---------- Data to use ----------
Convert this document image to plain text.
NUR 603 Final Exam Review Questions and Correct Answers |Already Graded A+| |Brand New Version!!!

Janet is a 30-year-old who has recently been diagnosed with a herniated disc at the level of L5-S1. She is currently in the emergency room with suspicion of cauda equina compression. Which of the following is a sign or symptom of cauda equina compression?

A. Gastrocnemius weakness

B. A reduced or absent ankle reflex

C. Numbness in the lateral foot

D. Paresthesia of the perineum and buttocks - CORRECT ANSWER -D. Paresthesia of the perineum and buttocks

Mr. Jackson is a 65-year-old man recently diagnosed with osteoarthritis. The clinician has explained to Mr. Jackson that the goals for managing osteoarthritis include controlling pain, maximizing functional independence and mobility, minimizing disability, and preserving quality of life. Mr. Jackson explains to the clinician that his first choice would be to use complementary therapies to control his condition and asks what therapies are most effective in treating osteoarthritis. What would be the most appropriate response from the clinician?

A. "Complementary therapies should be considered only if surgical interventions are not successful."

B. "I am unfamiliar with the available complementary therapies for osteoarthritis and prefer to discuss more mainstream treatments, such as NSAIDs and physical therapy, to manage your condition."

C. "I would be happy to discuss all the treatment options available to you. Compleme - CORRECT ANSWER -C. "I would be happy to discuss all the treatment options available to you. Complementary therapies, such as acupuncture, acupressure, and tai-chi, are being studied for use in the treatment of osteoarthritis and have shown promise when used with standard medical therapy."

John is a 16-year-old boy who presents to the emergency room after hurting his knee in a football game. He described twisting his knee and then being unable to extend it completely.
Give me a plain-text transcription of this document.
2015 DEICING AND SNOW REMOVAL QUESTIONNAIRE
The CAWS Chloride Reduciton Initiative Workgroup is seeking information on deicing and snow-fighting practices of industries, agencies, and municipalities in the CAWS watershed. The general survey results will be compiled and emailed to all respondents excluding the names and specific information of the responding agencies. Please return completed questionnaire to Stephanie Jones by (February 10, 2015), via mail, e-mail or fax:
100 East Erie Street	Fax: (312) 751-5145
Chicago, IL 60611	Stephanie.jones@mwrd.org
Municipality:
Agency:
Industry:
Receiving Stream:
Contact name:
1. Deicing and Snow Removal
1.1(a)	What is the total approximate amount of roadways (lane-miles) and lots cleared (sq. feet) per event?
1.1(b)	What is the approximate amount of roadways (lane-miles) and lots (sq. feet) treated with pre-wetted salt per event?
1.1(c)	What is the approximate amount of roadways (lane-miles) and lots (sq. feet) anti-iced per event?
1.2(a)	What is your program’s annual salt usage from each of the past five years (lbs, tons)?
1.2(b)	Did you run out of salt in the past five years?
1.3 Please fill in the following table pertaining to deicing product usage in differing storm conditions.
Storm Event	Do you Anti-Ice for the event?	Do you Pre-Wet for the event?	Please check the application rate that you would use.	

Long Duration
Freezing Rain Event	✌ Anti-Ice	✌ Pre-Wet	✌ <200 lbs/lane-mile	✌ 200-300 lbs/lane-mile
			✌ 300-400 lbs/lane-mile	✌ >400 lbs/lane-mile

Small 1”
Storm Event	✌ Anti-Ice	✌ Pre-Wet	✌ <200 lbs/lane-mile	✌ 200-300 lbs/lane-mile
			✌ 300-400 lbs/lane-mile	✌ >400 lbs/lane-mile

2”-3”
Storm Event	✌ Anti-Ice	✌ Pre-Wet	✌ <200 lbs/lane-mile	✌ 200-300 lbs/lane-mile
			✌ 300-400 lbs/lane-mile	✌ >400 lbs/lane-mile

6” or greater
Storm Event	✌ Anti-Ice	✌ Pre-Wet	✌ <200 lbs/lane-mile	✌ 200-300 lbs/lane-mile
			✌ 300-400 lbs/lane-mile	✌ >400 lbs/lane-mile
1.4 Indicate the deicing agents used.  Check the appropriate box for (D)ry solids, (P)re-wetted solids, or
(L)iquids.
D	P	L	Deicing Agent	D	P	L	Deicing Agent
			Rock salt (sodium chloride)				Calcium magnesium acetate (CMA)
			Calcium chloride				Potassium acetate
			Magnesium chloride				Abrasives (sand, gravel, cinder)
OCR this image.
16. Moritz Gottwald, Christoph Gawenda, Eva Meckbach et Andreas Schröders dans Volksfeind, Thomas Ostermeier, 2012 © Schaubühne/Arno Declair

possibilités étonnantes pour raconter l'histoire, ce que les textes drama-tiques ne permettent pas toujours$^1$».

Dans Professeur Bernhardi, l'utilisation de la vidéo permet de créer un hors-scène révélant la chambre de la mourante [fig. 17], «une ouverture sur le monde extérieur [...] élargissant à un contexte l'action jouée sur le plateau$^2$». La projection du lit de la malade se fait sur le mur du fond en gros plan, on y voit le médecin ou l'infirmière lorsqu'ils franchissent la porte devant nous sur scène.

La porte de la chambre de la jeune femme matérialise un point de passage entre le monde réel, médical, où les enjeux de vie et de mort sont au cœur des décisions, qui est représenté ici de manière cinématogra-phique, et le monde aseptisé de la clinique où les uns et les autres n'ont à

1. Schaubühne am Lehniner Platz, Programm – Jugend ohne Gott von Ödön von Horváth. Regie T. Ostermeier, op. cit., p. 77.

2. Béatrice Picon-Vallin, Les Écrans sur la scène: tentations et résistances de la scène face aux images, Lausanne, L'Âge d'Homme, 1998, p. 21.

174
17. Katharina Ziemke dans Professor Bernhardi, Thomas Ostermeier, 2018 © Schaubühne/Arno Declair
----------
__Your task__. In the records above, find each line holding "following" and copy it.

__Answer to the exercise__.
Janet is a 30-year-old who has recently been diagnosed with a herniated disc at the level of L5-S1. She is currently in the emergency room with suspicion of cauda equina compression. Which of the following is a sign or symptom of cauda equina compression?
1.3 Please fill in the following table pertaining to deicing product usage in differing storm conditions.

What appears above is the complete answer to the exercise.